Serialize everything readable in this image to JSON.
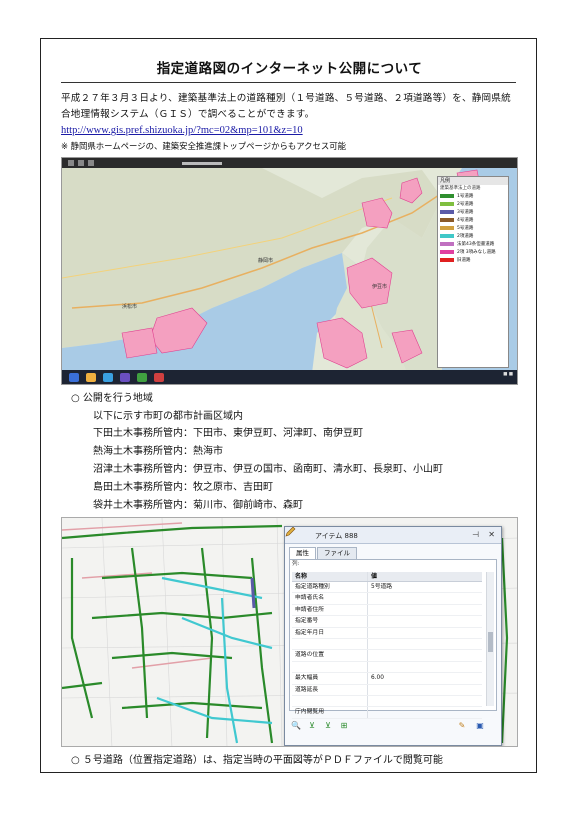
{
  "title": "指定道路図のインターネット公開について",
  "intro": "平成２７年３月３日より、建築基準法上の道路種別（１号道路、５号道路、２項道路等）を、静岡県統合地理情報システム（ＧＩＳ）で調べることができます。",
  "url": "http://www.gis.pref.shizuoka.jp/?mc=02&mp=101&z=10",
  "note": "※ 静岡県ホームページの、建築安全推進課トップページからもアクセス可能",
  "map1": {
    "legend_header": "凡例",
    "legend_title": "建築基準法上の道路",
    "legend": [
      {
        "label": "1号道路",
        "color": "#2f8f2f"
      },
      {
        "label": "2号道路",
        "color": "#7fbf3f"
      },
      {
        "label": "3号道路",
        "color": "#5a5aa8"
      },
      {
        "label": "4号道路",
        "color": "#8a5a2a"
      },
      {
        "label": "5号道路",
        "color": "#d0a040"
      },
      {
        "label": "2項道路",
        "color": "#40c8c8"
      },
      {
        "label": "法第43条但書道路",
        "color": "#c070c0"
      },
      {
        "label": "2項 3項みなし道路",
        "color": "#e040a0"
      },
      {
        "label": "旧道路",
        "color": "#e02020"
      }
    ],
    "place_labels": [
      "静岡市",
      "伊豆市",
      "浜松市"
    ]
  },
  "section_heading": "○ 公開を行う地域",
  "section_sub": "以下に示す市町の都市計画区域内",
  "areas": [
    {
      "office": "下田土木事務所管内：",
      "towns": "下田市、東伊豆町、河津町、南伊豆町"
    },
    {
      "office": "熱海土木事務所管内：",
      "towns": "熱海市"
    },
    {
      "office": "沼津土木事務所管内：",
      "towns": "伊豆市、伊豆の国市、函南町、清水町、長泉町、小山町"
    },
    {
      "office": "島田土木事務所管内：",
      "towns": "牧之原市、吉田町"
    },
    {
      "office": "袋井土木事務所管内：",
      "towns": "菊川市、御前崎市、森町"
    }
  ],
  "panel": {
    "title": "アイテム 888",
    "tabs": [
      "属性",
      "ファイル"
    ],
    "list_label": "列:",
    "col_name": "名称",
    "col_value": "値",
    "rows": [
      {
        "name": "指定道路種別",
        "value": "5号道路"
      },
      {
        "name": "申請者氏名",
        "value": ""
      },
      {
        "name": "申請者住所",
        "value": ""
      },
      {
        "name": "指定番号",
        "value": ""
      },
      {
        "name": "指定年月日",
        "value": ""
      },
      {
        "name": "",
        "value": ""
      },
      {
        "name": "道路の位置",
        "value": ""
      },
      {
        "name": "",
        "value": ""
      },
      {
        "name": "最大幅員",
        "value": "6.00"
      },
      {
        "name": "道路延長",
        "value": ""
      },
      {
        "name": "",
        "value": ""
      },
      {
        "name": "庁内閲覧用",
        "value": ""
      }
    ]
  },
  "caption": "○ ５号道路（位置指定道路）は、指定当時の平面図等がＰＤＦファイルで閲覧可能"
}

◇ ◇ ◇ ◇ ◇ ◇ ◇

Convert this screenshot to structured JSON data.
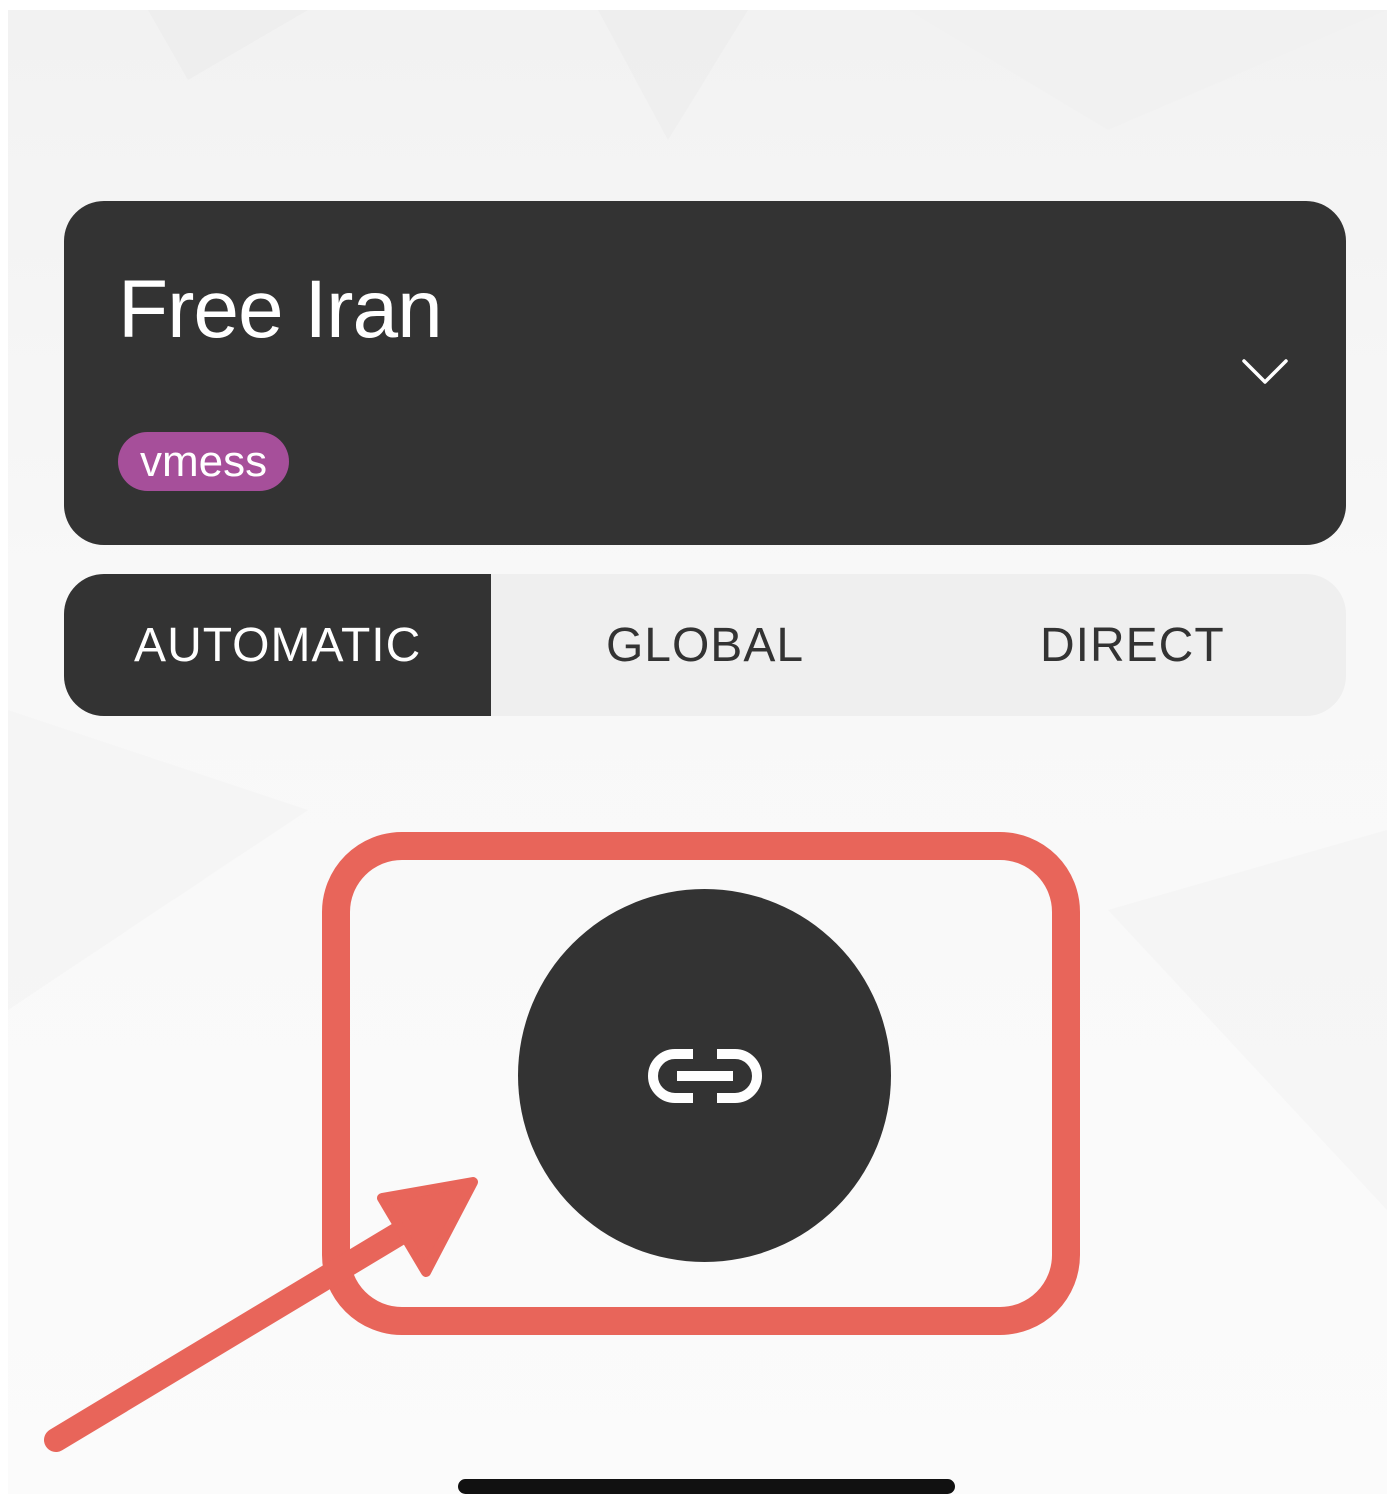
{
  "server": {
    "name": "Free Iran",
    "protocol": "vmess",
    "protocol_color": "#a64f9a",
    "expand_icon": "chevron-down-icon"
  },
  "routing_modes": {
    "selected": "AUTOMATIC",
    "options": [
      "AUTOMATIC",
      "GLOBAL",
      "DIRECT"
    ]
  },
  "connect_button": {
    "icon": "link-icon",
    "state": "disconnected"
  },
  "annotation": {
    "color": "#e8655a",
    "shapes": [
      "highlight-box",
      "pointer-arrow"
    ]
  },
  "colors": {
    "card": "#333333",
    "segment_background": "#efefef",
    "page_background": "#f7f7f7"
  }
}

◇ ◇ ◇ ◇ ◇ ◇ ◇

Given request:
Scan the entries above. Copy each line that has the string "this".

Task answer:
Serialize everything readable in this image to JSON.
Convert this screenshot to structured JSON data.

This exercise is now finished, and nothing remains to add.